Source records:
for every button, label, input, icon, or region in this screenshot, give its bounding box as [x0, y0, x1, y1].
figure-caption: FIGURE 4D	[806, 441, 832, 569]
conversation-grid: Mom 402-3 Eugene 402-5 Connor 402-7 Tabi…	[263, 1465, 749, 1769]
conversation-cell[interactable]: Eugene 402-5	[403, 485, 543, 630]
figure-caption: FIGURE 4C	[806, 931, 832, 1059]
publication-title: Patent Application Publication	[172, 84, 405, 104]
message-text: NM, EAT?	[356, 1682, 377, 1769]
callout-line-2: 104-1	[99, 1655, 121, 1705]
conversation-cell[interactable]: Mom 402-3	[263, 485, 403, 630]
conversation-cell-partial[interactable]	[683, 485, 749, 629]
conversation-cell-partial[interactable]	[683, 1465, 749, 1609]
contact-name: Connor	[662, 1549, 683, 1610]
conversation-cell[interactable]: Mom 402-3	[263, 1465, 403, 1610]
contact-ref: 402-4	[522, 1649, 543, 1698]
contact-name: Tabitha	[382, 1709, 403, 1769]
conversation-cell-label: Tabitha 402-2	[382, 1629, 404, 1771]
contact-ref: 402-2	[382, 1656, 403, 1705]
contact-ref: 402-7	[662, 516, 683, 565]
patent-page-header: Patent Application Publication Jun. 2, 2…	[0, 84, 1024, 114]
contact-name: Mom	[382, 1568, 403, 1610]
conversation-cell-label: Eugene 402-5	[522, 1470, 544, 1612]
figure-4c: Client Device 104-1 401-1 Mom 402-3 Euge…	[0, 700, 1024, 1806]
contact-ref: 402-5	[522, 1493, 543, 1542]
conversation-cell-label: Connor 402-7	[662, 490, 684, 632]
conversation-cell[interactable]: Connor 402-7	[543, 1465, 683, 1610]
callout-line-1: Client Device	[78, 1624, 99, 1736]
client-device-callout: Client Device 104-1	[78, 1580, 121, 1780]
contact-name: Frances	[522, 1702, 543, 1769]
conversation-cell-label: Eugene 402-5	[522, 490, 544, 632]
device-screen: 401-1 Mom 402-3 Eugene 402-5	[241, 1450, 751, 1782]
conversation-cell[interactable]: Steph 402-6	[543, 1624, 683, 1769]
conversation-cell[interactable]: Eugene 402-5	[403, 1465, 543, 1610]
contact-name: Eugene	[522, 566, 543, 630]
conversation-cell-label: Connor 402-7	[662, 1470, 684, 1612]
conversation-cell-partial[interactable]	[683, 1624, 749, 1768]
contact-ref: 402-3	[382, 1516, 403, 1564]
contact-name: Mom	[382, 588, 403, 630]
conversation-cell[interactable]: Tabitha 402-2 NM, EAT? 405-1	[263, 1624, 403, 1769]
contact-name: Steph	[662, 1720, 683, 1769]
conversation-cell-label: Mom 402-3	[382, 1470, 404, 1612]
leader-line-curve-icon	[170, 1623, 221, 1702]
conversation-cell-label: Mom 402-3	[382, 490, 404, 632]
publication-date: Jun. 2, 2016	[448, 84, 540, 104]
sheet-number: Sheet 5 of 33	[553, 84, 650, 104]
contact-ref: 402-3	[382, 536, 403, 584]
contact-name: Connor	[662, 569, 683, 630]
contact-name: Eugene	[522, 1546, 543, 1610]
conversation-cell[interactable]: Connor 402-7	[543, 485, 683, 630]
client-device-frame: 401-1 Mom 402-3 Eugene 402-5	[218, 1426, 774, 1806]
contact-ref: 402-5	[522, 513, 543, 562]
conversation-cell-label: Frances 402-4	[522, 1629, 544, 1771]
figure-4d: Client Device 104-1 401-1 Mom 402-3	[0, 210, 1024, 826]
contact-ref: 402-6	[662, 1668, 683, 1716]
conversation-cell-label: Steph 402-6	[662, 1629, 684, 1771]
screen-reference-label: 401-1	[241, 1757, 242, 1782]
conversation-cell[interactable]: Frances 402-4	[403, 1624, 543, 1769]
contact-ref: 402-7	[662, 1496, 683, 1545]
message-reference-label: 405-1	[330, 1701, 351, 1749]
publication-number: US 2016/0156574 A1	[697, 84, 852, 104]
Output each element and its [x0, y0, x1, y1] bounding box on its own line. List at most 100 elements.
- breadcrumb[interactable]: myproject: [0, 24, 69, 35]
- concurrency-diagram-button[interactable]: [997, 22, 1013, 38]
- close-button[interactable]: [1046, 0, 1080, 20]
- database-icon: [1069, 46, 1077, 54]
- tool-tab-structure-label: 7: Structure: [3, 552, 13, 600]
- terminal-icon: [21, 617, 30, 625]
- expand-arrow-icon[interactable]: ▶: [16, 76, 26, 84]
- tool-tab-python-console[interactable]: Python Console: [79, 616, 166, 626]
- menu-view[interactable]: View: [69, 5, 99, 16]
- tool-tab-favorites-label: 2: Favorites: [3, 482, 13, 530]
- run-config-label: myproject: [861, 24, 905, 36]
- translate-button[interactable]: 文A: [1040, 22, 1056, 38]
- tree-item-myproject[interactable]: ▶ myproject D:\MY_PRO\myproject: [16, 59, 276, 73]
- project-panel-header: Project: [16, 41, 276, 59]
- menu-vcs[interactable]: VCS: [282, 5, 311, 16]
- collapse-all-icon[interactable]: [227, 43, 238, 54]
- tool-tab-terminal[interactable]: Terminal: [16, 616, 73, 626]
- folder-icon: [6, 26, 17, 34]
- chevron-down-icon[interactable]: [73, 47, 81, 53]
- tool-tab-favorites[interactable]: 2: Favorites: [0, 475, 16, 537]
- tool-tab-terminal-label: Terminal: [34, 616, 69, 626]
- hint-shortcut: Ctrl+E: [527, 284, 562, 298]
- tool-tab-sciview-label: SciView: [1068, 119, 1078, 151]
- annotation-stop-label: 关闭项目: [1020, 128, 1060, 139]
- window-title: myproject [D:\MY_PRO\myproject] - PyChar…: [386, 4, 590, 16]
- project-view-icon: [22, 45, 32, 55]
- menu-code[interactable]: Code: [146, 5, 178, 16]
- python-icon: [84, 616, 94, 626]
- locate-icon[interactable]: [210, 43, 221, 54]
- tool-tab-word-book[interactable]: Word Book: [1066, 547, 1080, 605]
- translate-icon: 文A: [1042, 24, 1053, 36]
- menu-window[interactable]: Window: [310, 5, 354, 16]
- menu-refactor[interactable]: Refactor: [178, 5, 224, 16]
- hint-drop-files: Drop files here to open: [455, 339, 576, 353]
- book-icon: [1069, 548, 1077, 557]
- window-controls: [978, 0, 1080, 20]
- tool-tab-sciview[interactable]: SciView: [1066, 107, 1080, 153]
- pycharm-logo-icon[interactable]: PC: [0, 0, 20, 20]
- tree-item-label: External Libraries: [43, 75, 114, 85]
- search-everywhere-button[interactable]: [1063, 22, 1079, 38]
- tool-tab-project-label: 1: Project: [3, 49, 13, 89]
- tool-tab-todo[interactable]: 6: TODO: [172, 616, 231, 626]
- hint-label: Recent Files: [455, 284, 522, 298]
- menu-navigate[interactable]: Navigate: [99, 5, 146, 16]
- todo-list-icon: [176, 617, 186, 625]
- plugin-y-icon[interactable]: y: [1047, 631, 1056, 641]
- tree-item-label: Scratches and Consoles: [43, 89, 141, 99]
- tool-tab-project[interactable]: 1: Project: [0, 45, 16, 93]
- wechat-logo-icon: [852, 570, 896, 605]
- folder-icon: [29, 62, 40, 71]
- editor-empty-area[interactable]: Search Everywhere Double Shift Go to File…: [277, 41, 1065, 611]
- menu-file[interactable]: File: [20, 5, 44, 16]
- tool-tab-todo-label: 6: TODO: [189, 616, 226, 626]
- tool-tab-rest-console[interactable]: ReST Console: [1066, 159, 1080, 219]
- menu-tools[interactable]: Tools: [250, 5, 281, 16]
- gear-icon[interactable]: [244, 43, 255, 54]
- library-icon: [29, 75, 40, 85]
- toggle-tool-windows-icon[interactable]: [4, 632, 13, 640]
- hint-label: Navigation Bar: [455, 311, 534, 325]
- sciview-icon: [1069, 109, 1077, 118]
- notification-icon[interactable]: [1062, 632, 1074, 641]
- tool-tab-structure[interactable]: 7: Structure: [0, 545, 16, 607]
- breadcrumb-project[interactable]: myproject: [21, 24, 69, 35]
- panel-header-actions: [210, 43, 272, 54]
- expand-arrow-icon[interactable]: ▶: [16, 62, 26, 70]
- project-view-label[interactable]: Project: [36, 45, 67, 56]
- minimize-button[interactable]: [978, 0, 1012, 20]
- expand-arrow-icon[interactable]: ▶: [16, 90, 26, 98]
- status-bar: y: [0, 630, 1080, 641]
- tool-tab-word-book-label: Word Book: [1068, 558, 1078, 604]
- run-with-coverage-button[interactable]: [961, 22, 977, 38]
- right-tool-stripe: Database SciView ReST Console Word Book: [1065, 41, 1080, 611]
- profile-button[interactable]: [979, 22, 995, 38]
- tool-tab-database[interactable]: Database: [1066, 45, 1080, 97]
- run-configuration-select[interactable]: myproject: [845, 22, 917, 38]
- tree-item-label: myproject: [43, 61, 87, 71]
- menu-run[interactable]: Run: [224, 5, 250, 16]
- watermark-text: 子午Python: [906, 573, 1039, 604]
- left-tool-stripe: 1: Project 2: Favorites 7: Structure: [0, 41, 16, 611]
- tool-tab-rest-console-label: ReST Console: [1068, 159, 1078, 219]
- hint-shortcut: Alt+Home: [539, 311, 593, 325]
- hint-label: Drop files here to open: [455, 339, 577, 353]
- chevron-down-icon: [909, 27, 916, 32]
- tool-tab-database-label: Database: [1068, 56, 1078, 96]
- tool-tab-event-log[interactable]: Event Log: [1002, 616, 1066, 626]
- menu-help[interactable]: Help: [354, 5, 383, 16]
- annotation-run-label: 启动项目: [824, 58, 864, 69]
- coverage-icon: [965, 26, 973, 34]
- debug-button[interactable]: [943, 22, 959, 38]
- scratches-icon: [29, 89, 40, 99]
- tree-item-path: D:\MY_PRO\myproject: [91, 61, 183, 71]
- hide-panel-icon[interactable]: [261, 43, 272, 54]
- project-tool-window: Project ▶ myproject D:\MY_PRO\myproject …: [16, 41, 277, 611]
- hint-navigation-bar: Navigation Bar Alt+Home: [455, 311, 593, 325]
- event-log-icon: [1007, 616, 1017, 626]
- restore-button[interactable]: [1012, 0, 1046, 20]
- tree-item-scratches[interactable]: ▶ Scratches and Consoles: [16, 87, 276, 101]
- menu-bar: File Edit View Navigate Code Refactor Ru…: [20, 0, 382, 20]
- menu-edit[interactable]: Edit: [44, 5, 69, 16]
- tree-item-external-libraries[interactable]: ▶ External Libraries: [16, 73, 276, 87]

Instructions to follow: Reproduce the material unchanged, from its first line through the line that contains "1709, 403, 1769]", with both ends included.

Task answer:
for every button, label, input, icon, or region in this screenshot, give its bounding box as [x0, y0, x1, y1].
figure-caption: FIGURE 4D	[806, 441, 832, 569]
conversation-grid: Mom 402-3 Eugene 402-5 Connor 402-7 Tabi…	[263, 1465, 749, 1769]
conversation-cell[interactable]: Eugene 402-5	[403, 485, 543, 630]
figure-caption: FIGURE 4C	[806, 931, 832, 1059]
publication-title: Patent Application Publication	[172, 84, 405, 104]
message-text: NM, EAT?	[356, 1682, 377, 1769]
callout-line-2: 104-1	[99, 1655, 121, 1705]
conversation-cell[interactable]: Mom 402-3	[263, 485, 403, 630]
conversation-cell-partial[interactable]	[683, 485, 749, 629]
conversation-cell-partial[interactable]	[683, 1465, 749, 1609]
contact-name: Connor	[662, 1549, 683, 1610]
conversation-cell[interactable]: Mom 402-3	[263, 1465, 403, 1610]
contact-ref: 402-4	[522, 1649, 543, 1698]
contact-name: Tabitha	[382, 1709, 403, 1769]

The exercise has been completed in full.